- Passage fourni:
----------

Tom Dollé : « J’y suis allé un peu à la cool et j’ai gagné »

Le jeune kayakiste lyonnais, bientôt 20 ans, revient sur son titre champion du monde de canoë freestyle glané l’an dernier. Tout en humilité et en simplicité. Rencontre.

Il y a un an, vous êtes devenu champion du monde en canoë freestyle…
Oui, j’ai toujours pratiqué un peu le canoë mais pas forcément sérieusement. J’ai quand même réussi à me sélectionner pour ces Championnats du monde qui se déroulaient en Espagne. Donc, je me suis dit « allons-y » (sourire). Une fois sur place, je suis arrivé en finale et j’étais déjà super content. Je n’avais alors plus rien à perdre. Donc j’ai tout donné et… j’ai gagné ! J’y suis allé à la cool et finalement, ça s’est super bien passé.

Tellement bien passé que vous avez gagné au nez et à la barbe des plus grands, notamment votre idole Dane Jackson…
Oui, pour moi, c’est le meilleur, c’est le Dieu de la discipline. C’est vraiment mon modèle depuis que j’ai commencé. C’était un rêve d’arriver à son niveau. Donc c’est énorme d’avoir fini devant lui, j’étais super content. Lui il était dégoûté mais il était content pour moi aussi (rires). De mon côté, cette victoire m’incite à conserver mon titre l’an prochain lors des Mondiaux de Nottingham.

----------

- Informations fournies:
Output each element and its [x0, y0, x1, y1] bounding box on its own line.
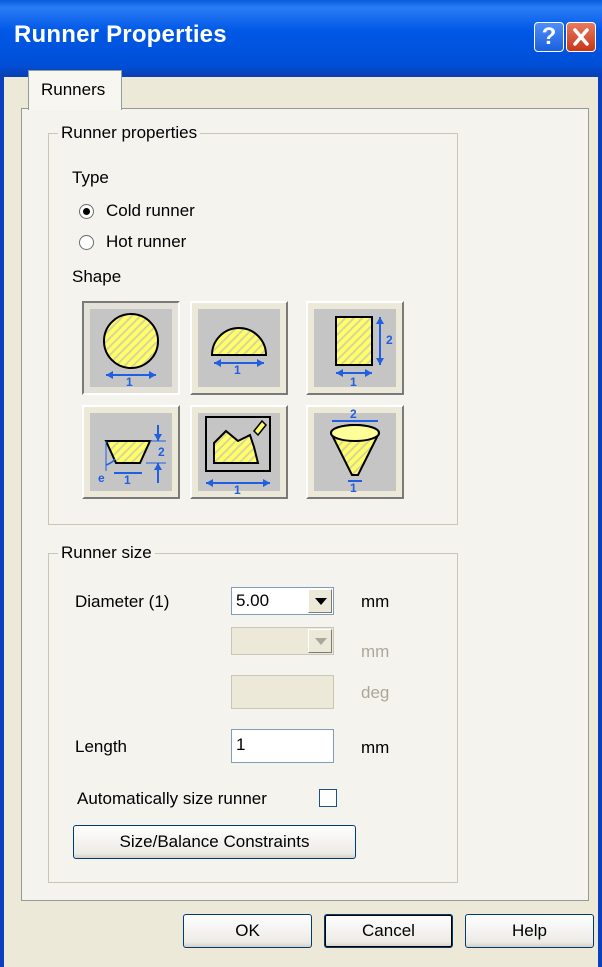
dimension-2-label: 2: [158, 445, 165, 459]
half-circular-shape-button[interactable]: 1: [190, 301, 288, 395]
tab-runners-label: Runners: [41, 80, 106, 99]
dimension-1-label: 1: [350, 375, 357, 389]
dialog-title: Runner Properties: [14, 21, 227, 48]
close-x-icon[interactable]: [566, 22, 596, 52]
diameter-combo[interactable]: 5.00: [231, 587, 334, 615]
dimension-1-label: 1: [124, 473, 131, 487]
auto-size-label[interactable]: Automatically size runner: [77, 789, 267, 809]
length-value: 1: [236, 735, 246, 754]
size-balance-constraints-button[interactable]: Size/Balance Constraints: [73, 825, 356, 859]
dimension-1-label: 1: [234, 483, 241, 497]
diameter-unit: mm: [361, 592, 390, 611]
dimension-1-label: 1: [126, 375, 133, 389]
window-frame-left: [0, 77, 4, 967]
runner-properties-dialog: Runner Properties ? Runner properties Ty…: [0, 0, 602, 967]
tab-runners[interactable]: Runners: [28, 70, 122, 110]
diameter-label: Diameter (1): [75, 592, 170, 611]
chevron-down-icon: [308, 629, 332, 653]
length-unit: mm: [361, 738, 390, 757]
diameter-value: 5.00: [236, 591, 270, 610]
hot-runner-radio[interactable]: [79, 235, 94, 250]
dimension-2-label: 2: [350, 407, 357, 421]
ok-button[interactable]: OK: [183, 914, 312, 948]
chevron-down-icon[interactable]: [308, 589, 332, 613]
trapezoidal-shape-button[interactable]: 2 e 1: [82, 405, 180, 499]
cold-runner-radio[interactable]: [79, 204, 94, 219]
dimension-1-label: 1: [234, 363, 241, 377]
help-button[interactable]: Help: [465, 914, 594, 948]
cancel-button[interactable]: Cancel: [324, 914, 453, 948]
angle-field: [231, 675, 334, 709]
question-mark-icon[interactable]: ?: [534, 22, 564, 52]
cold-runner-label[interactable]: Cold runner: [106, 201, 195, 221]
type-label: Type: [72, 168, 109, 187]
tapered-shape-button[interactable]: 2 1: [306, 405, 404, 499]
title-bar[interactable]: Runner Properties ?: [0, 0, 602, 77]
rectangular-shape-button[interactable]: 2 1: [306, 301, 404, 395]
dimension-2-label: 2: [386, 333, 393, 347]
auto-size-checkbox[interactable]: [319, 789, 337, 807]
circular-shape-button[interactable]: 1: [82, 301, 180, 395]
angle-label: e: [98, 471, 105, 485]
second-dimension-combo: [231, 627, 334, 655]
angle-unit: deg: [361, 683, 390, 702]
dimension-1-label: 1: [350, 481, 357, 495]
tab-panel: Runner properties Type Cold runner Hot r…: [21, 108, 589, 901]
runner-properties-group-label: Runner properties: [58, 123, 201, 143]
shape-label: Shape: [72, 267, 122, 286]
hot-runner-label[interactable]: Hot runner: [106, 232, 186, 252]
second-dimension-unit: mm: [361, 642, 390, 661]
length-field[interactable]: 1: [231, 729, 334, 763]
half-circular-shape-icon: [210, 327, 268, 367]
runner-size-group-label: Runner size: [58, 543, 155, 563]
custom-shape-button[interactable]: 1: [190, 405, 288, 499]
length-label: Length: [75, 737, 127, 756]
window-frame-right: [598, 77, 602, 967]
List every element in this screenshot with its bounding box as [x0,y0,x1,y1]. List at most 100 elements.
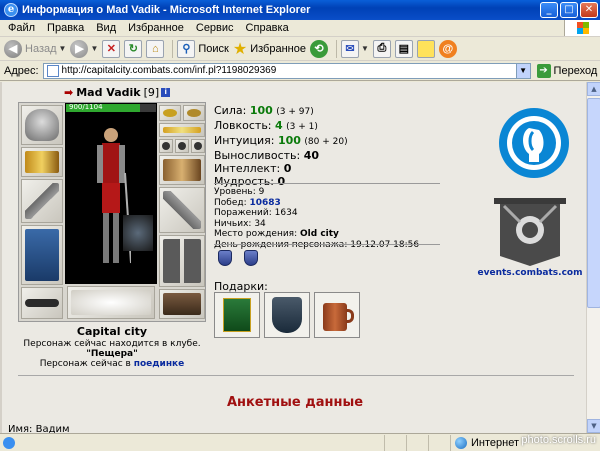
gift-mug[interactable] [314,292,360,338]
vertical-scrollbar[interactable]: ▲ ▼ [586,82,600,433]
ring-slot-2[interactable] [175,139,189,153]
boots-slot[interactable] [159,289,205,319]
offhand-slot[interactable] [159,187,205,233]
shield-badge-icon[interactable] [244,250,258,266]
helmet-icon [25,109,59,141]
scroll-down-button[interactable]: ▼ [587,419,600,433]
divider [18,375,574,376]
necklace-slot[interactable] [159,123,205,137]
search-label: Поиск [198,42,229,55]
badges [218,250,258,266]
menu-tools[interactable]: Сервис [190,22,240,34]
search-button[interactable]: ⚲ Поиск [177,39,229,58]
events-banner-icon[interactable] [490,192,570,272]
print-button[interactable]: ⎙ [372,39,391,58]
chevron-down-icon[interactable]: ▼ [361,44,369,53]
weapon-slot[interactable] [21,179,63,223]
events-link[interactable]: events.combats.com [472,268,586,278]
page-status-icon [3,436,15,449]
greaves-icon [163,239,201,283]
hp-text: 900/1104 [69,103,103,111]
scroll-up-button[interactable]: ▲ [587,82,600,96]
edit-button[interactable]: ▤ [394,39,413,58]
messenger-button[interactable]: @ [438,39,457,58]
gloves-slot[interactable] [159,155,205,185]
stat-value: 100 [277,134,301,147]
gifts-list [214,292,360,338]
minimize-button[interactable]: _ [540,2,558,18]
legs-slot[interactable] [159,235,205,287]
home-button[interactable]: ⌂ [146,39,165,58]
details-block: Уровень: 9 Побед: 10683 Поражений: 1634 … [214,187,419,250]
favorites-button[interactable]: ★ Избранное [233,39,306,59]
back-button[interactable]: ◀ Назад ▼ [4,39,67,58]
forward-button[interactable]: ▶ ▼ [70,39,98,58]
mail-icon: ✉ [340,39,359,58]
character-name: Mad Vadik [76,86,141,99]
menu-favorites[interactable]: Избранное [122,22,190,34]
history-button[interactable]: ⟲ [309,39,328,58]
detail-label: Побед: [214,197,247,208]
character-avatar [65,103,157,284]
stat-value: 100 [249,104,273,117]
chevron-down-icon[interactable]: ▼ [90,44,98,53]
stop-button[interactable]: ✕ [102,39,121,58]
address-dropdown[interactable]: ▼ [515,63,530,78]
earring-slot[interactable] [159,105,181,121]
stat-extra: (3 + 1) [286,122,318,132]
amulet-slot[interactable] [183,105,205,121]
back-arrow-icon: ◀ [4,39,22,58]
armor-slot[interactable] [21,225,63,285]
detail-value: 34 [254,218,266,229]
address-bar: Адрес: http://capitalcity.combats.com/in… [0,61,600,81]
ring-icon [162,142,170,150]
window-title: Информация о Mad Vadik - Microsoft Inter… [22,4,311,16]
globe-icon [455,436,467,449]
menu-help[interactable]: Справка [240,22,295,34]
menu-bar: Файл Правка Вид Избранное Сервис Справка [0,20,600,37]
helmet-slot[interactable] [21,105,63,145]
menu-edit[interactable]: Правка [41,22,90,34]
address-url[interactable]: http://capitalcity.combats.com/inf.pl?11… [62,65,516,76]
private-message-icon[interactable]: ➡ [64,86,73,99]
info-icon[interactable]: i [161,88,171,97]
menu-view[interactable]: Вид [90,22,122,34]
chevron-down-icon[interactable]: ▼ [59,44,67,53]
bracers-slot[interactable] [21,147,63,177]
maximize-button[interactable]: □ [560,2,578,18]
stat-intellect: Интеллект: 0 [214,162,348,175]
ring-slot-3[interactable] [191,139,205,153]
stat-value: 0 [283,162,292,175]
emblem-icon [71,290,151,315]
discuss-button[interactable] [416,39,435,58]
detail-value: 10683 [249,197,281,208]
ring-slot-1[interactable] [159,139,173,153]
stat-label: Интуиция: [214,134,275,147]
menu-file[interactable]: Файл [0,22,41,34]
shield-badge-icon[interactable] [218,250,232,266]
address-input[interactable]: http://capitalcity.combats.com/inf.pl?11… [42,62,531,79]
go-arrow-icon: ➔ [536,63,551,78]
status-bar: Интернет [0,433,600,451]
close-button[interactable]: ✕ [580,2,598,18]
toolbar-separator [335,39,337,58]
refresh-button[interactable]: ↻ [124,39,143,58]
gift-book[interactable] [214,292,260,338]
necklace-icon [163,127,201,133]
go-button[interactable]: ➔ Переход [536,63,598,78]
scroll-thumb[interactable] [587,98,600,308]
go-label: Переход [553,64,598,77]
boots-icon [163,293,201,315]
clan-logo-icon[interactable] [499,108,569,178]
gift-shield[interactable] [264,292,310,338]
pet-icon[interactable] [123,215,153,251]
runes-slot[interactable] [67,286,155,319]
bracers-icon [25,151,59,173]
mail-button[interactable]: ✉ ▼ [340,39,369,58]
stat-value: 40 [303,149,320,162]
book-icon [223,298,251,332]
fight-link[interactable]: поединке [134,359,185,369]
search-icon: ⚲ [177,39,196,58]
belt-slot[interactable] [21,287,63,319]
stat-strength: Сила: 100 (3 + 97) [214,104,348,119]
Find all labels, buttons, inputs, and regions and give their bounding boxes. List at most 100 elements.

----------

- Consigne: Poursuivez l'entretien avec Tom Dollé sur son titre mondial en canoë freestyle, en reprenant juste après la dernière réponse.

- Résultat obtenu:
Oui car le canoë, ce n’est pas votre discipline…
Ma discipline, c’est le kayak freestyle. C’est ce que j’aime faire par-dessus tout. J’ai été champion du monde junior 2017 en Argentine, à San Juan. L’an dernier, j’ai terminé 4e pendant que Dane Jackson a été sacré champion du monde.

Votre objectif, c’est aussi de le détrôner en kayak ?
Mon but, c’est de remporter les Championnats du monde freestyle dans les deux épreuves, en kayak et en canoë. Seul Dane Jackson a déjà réussi le doublé. En fait, nous ne sommes que trois à participer aux deux disciplines. Le troisième, c’est le Français Sébastien Devred.

Comment avez-vous débuté le kayak ?
Mes grands-parents maternels étaient importateurs des pagaies Asahi et mon père était kayakiste en équipe de France avant de tenir pendant 20 ans le magasin KWA, d’abord dans Lyon puis à Saint-Priest. Lui pratiquait de la descente mais l’un de ses employés, Yoann Amouriq, était l’un des meilleurs au monde en freestyle. C’est lui qui m’a tout appris. J’ai commencé sur les rivières artificielles de Saint-Pierre-de-Bœuf (Loire) et de Sault-Brenaz (Ain) à 9 ans. J’ai enchaîné rapidement avec la compétition au « Natural Games » à Millau.

À Lyon, vous bénéficiez du spot Hawaï-sur-Rhône réputé dans le monde entier ?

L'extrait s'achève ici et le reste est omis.